— START RAW DATA —
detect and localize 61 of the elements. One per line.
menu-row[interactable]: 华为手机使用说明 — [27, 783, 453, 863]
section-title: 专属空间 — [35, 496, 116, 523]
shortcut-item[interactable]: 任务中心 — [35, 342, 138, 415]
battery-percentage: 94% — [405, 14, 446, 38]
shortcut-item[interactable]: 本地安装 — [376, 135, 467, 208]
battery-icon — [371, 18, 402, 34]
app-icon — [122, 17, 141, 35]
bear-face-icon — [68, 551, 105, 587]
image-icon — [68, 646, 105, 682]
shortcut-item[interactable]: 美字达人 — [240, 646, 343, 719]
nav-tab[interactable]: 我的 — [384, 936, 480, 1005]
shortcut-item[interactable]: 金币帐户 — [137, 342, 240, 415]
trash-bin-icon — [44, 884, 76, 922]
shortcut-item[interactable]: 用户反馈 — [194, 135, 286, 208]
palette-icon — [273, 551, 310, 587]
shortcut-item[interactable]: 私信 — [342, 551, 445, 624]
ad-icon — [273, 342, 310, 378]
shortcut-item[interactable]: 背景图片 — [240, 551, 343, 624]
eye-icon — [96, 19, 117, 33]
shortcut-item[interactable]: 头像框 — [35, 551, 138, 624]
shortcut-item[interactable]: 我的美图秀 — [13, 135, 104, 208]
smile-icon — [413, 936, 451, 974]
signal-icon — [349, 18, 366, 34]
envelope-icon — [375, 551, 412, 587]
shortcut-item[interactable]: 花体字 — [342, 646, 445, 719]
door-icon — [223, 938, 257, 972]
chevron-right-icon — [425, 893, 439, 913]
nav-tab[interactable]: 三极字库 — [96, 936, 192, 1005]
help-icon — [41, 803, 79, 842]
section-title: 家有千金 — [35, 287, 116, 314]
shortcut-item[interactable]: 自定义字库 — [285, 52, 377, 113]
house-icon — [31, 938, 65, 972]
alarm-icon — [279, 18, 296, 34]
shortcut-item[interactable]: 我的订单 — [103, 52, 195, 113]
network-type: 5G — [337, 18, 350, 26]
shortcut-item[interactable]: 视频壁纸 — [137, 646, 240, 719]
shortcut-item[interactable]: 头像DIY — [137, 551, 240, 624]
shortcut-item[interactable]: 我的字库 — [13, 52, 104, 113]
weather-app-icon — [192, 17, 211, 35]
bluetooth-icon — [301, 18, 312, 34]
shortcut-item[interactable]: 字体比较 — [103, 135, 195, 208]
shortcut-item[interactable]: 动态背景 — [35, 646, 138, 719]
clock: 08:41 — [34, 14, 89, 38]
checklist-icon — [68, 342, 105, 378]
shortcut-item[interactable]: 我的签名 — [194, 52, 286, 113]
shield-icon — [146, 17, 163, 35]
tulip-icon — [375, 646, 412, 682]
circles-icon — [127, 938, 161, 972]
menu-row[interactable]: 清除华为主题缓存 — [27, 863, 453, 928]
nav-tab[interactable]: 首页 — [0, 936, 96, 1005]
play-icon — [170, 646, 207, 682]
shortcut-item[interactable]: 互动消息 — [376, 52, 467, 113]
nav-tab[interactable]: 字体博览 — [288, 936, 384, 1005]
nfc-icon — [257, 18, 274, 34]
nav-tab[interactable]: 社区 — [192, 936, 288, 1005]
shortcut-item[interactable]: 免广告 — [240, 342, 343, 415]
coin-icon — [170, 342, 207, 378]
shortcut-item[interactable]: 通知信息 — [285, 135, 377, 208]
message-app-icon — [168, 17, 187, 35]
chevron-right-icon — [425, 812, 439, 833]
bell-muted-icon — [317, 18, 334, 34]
— END RAW DATA —
▶ EXERCISE REQUIREMENTS:
Can you duplicate every row of the stored data above, character for character and with nothing changed?

▶ ANSWER TO THE TASK:
detect and localize 61 of the elements. One per line.
menu-row[interactable]: 华为手机使用说明 — [27, 783, 453, 863]
section-title: 专属空间 — [35, 496, 116, 523]
shortcut-item[interactable]: 任务中心 — [35, 342, 138, 415]
battery-percentage: 94% — [405, 14, 446, 38]
shortcut-item[interactable]: 本地安装 — [376, 135, 467, 208]
battery-icon — [371, 18, 402, 34]
app-icon — [122, 17, 141, 35]
bear-face-icon — [68, 551, 105, 587]
image-icon — [68, 646, 105, 682]
shortcut-item[interactable]: 美字达人 — [240, 646, 343, 719]
nav-tab[interactable]: 我的 — [384, 936, 480, 1005]
shortcut-item[interactable]: 金币帐户 — [137, 342, 240, 415]
trash-bin-icon — [44, 884, 76, 922]
shortcut-item[interactable]: 用户反馈 — [194, 135, 286, 208]
palette-icon — [273, 551, 310, 587]
shortcut-item[interactable]: 私信 — [342, 551, 445, 624]
ad-icon — [273, 342, 310, 378]
shortcut-item[interactable]: 背景图片 — [240, 551, 343, 624]
eye-icon — [96, 19, 117, 33]
shortcut-item[interactable]: 头像框 — [35, 551, 138, 624]
shortcut-item[interactable]: 我的美图秀 — [13, 135, 104, 208]
smile-icon — [413, 936, 451, 974]
signal-icon — [349, 18, 366, 34]
envelope-icon — [375, 551, 412, 587]
shortcut-item[interactable]: 花体字 — [342, 646, 445, 719]
door-icon — [223, 938, 257, 972]
chevron-right-icon — [425, 893, 439, 913]
nav-tab[interactable]: 三极字库 — [96, 936, 192, 1005]
help-icon — [41, 803, 79, 842]
section-title: 家有千金 — [35, 287, 116, 314]
shortcut-item[interactable]: 自定义字库 — [285, 52, 377, 113]
house-icon — [31, 938, 65, 972]
alarm-icon — [279, 18, 296, 34]
shortcut-item[interactable]: 我的订单 — [103, 52, 195, 113]
network-type: 5G — [337, 18, 350, 26]
shortcut-item[interactable]: 视频壁纸 — [137, 646, 240, 719]
shortcut-item[interactable]: 头像DIY — [137, 551, 240, 624]
shortcut-item[interactable]: 我的字库 — [13, 52, 104, 113]
weather-app-icon — [192, 17, 211, 35]
bluetooth-icon — [301, 18, 312, 34]
shortcut-item[interactable]: 字体比较 — [103, 135, 195, 208]
shortcut-item[interactable]: 动态背景 — [35, 646, 138, 719]
clock: 08:41 — [34, 14, 89, 38]
checklist-icon — [68, 342, 105, 378]
shortcut-item[interactable]: 我的签名 — [194, 52, 286, 113]
shield-icon — [146, 17, 163, 35]
tulip-icon — [375, 646, 412, 682]
circles-icon — [127, 938, 161, 972]
menu-row[interactable]: 清除华为主题缓存 — [27, 863, 453, 928]
nav-tab[interactable]: 首页 — [0, 936, 96, 1005]
play-icon — [170, 646, 207, 682]
shortcut-item[interactable]: 互动消息 — [376, 52, 467, 113]
nav-tab[interactable]: 字体博览 — [288, 936, 384, 1005]
nfc-icon — [257, 18, 274, 34]
nav-tab[interactable]: 社区 — [192, 936, 288, 1005]
shortcut-item[interactable]: 免广告 — [240, 342, 343, 415]
coin-icon — [170, 342, 207, 378]
shortcut-item[interactable]: 通知信息 — [285, 135, 377, 208]
message-app-icon — [168, 17, 187, 35]
chevron-right-icon — [425, 812, 439, 833]
bell-muted-icon — [317, 18, 334, 34]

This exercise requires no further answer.